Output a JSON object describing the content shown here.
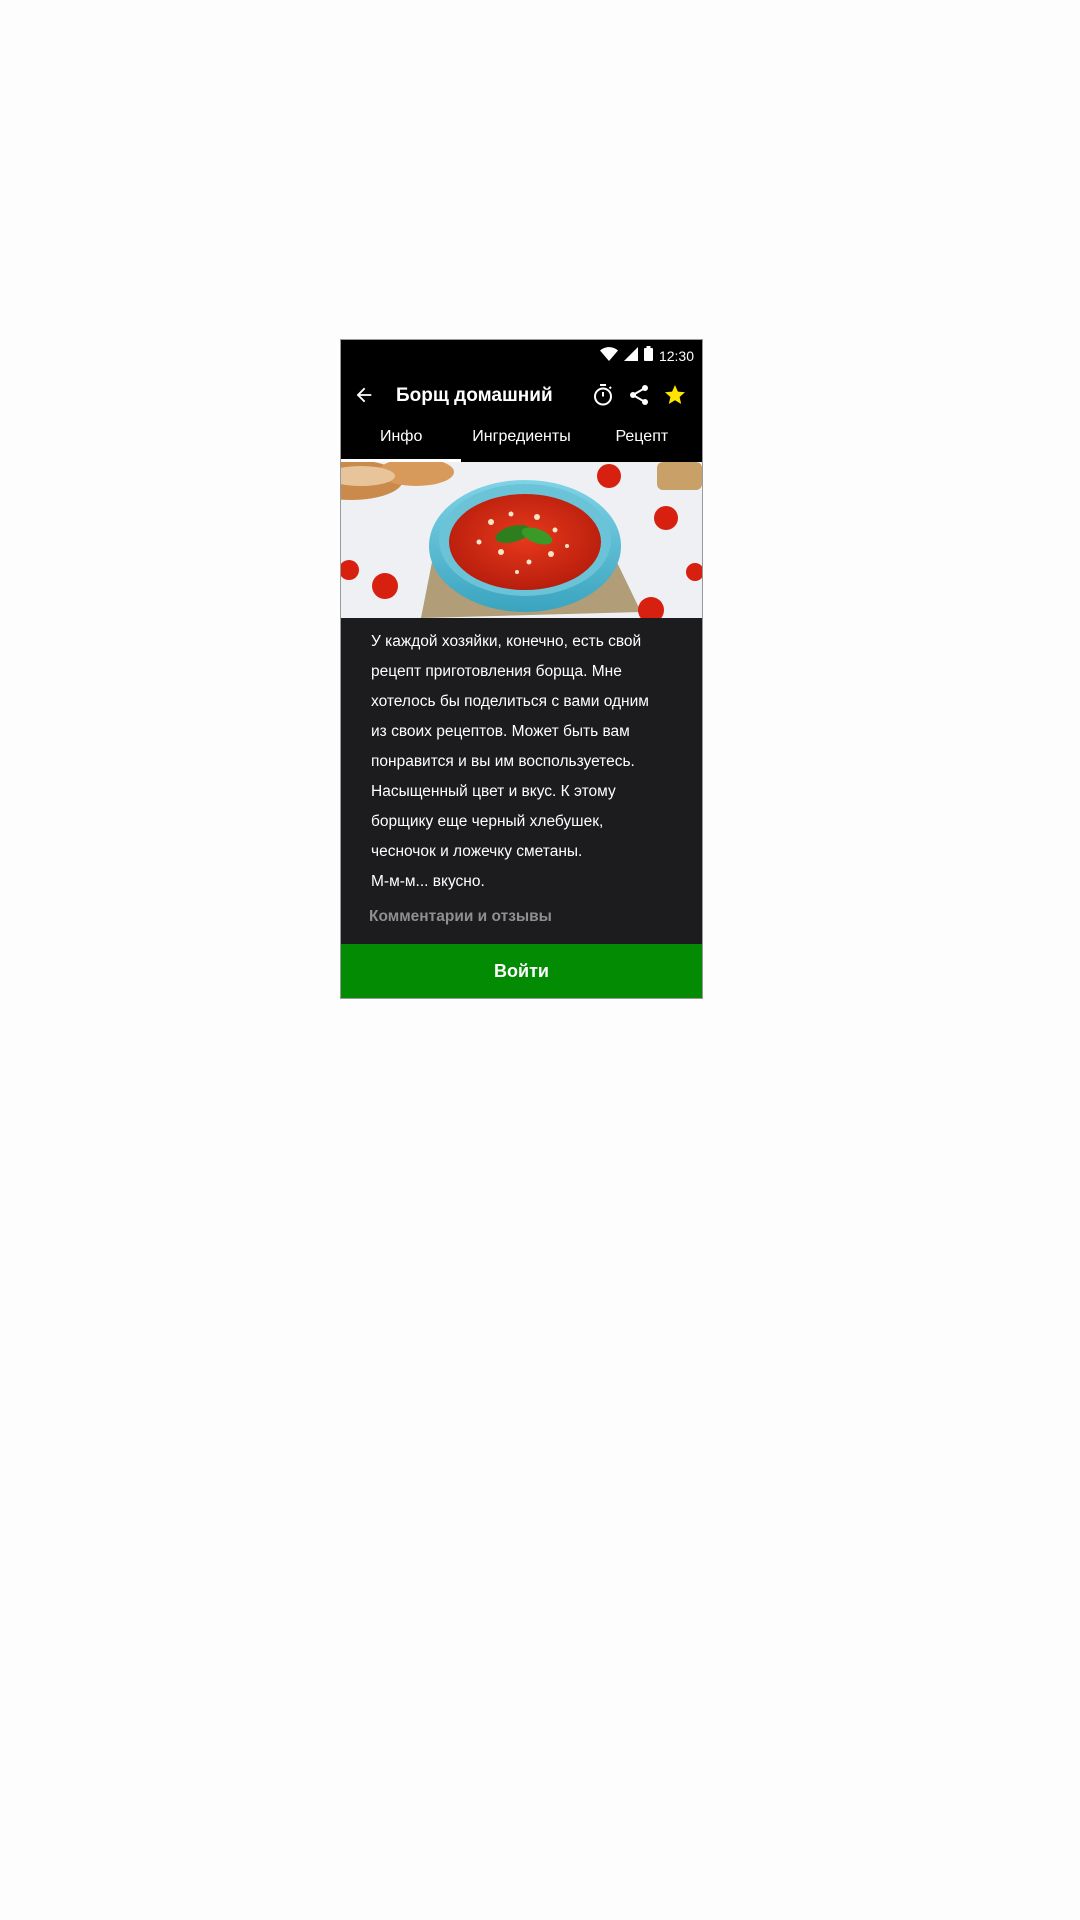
{
  "status_bar": {
    "time": "12:30",
    "icons": [
      "wifi-icon",
      "signal-icon",
      "battery-icon"
    ]
  },
  "toolbar": {
    "back_icon": "arrow-left-icon",
    "title": "Борщ домашний",
    "actions": [
      "timer-icon",
      "share-icon",
      "star-icon"
    ],
    "star_color": "#ffe400"
  },
  "tabs": [
    {
      "label": "Инфо",
      "active": true
    },
    {
      "label": "Ингредиенты",
      "active": false
    },
    {
      "label": "Рецепт",
      "active": false
    }
  ],
  "hero_image": {
    "subject": "tomato-soup-photo"
  },
  "description": "У каждой хозяйки, конечно, есть свой\nрецепт приготовления борща. Мне\nхотелось бы поделиться с вами одним\nиз своих рецептов. Может быть вам\nпонравится и вы им воспользуетесь.\nНасыщенный цвет и вкус. К этому\nборщику еще черный хлебушек,\nчесночок и ложечку сметаны.\nМ-м-м... вкусно.",
  "comments_label": "Комментарии и отзывы",
  "login_button": {
    "label": "Войти",
    "color": "#038b03"
  }
}
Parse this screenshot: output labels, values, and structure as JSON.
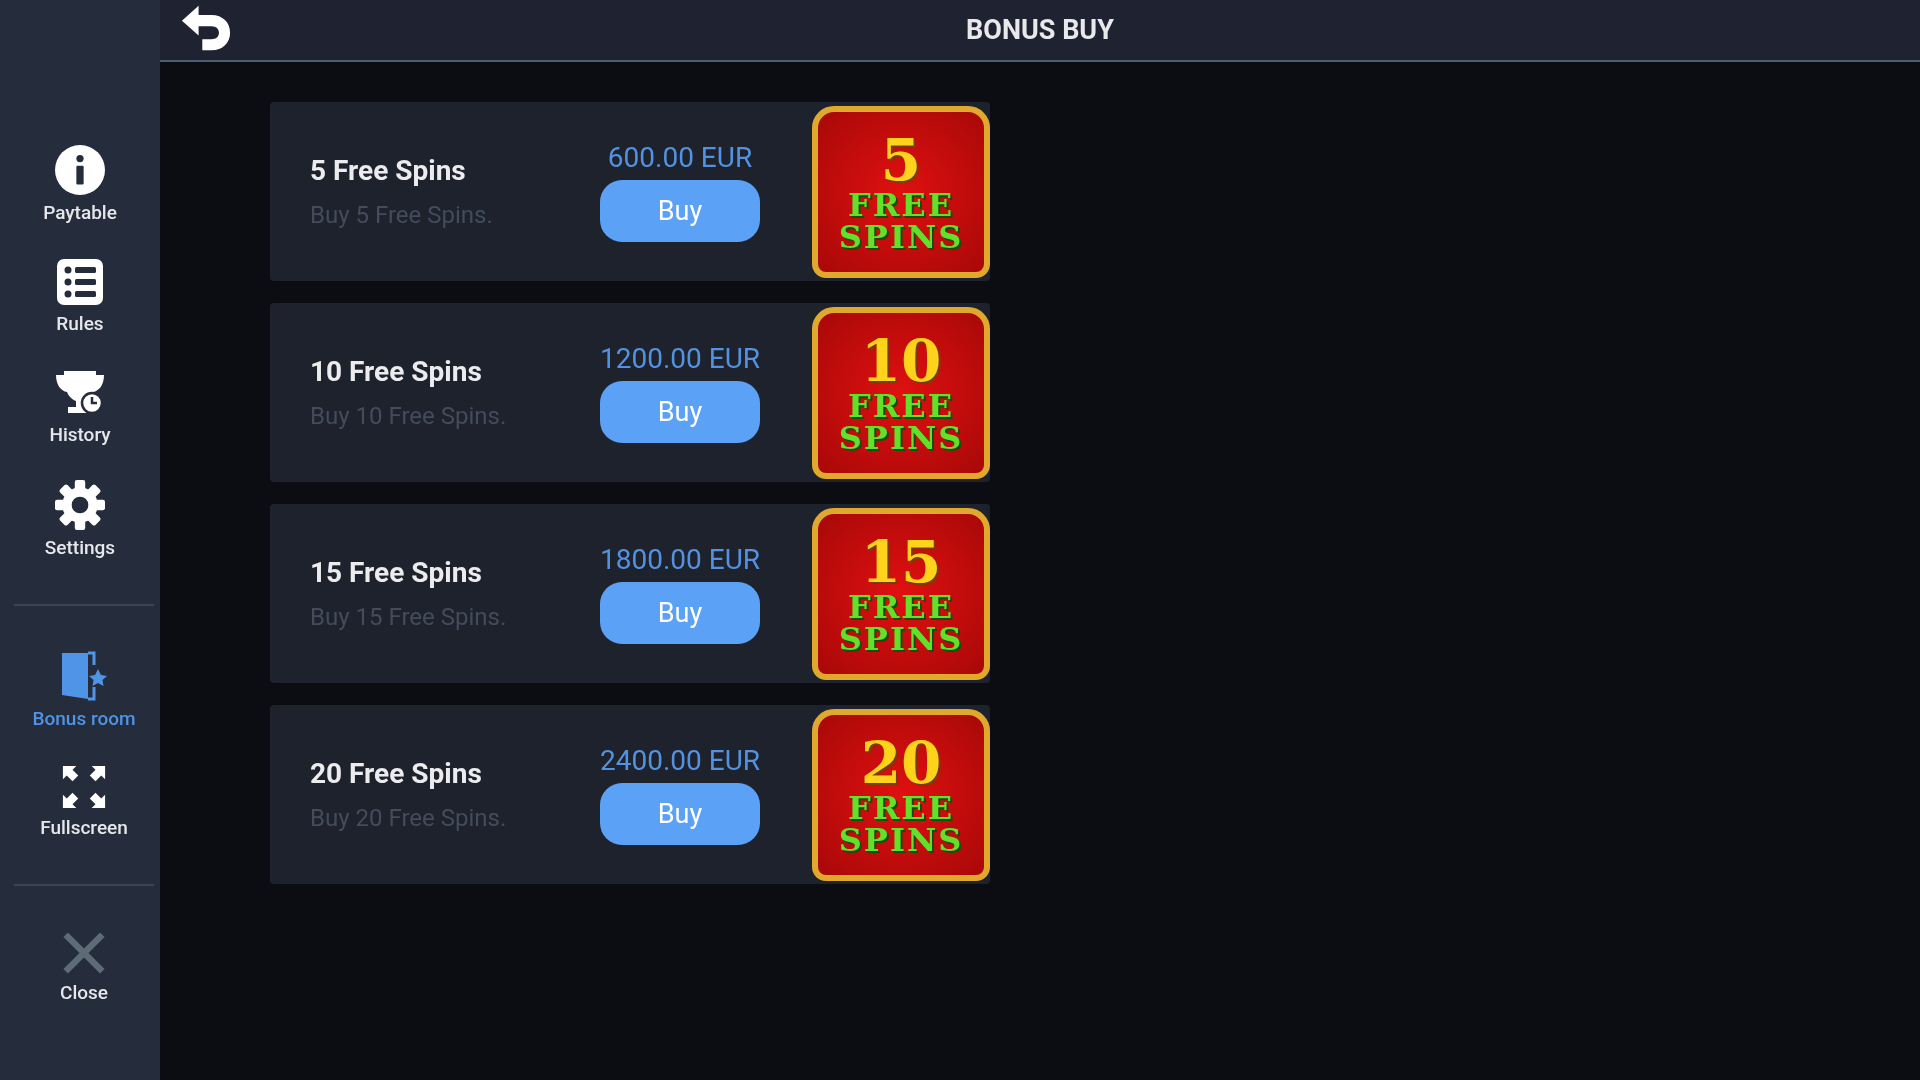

EXERCISE DIRECTIONS:
Quote the material exactly. Pictures stay out.

TASK ANSWER:
Output a JSON object describing the content shown here.
{
  "status_bar": {
    "time": "12:30",
    "icons": [
      "wifi-icon",
      "signal-icon",
      "battery-icon"
    ]
  },
  "toolbar": {
    "back_icon": "arrow-left-icon",
    "title": "Борщ домашний",
    "actions": [
      "timer-icon",
      "share-icon",
      "star-icon"
    ],
    "star_color": "#ffe400"
  },
  "tabs": [
    {
      "label": "Инфо",
      "active": true
    },
    {
      "label": "Ингредиенты",
      "active": false
    },
    {
      "label": "Рецепт",
      "active": false
    }
  ],
  "hero_image": {
    "subject": "tomato-soup-photo"
  },
  "description": "У каждой хозяйки, конечно, есть свой\nрецепт приготовления борща. Мне\nхотелось бы поделиться с вами одним\nиз своих рецептов. Может быть вам\nпонравится и вы им воспользуетесь.\nНасыщенный цвет и вкус. К этому\nборщику еще черный хлебушек,\nчесночок и ложечку сметаны.\nМ-м-м... вкусно.",
  "comments_label": "Комментарии и отзывы",
  "login_button": {
    "label": "Войти",
    "color": "#038b03"
  }
}
Parse this screenshot: output labels, values, and structure as JSON.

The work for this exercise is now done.